** Begin DATASET **

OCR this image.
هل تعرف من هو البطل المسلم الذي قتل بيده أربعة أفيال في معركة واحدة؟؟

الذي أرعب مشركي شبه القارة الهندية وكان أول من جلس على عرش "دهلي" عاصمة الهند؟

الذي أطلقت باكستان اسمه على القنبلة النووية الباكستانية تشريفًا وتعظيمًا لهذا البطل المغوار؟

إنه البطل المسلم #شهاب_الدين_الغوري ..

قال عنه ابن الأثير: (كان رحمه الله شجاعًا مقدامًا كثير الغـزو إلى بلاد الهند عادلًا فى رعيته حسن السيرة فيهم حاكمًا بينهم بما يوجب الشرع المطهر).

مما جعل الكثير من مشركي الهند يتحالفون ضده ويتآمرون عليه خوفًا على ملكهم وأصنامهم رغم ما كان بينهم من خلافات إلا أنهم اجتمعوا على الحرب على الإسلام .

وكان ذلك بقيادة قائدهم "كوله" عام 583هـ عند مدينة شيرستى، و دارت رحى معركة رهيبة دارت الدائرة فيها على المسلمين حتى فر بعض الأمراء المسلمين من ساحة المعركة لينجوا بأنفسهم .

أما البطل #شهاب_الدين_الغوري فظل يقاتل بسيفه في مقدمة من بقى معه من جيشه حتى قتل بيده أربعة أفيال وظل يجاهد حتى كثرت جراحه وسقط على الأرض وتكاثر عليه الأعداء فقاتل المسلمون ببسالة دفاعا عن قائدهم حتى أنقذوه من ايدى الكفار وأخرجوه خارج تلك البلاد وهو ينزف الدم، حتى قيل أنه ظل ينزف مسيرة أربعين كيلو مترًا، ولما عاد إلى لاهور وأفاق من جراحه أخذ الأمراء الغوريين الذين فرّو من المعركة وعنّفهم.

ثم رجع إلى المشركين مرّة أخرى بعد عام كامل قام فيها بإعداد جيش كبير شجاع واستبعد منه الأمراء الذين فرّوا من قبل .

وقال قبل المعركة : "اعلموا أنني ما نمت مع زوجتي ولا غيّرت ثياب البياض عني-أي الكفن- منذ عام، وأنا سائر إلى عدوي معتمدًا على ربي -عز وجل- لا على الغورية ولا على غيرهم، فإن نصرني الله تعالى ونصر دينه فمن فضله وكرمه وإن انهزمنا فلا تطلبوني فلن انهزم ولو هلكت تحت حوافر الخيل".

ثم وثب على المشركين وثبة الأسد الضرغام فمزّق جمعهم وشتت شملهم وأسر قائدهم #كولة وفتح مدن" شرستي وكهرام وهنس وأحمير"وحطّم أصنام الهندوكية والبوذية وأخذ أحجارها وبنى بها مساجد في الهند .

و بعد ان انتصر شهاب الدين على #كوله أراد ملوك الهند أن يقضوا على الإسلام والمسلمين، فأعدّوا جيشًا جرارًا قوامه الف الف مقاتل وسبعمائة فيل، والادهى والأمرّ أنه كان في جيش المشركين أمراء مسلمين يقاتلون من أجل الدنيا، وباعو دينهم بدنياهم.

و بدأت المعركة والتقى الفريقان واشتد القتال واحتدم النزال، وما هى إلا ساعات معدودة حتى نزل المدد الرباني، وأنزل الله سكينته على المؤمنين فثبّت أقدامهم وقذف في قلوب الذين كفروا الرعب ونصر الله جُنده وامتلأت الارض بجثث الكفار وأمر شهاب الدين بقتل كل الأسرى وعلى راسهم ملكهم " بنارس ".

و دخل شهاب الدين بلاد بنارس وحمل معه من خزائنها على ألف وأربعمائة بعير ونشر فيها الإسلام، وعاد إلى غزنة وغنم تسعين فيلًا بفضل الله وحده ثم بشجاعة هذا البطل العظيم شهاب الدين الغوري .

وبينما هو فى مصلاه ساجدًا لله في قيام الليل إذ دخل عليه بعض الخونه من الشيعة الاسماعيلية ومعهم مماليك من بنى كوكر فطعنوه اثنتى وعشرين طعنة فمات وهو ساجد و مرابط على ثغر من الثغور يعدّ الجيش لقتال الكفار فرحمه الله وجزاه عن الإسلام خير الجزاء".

** End DATASET **

TASK STATEMENT =>
Collect, from the material above, every line containing the word "عليه".

SOLUTION TO THIS TASK =>
مما جعل الكثير من مشركي الهند يتحالفون ضده ويتآمرون عليه خوفًا على ملكهم وأصنامهم رغم ما كان بينهم من خلافات إلا أنهم اجتمعوا على الحرب على الإسلام .
أما البطل #شهاب_الدين_الغوري فظل يقاتل بسيفه في مقدمة من بقى معه من جيشه حتى قتل بيده أربعة أفيال وظل يجاهد حتى كثرت جراحه وسقط على الأرض وتكاثر عليه الأعداء فقاتل المسلمون ببسالة دفاعا عن قائدهم حتى أنقذوه من ايدى الكفار وأخرجوه خارج تلك البلاد وهو ينزف الدم، حتى قيل أنه ظل ينزف مسيرة أربعين كيلو مترًا، ولما عاد إلى لاهور وأفاق من جراحه أخذ الأمراء الغوريين الذين فرّو من المعركة وعنّفهم.
وبينما هو فى مصلاه ساجدًا لله في قيام الليل إذ دخل عليه بعض الخونه من الشيعة الاسماعيلية ومعهم مماليك من بنى كوكر فطعنوه اثنتى وعشرين طعنة فمات وهو ساجد و مرابط على ثغر من الثغور يعدّ الجيش لقتال الكفار فرحمه الله وجزاه عن الإسلام خير الجزاء".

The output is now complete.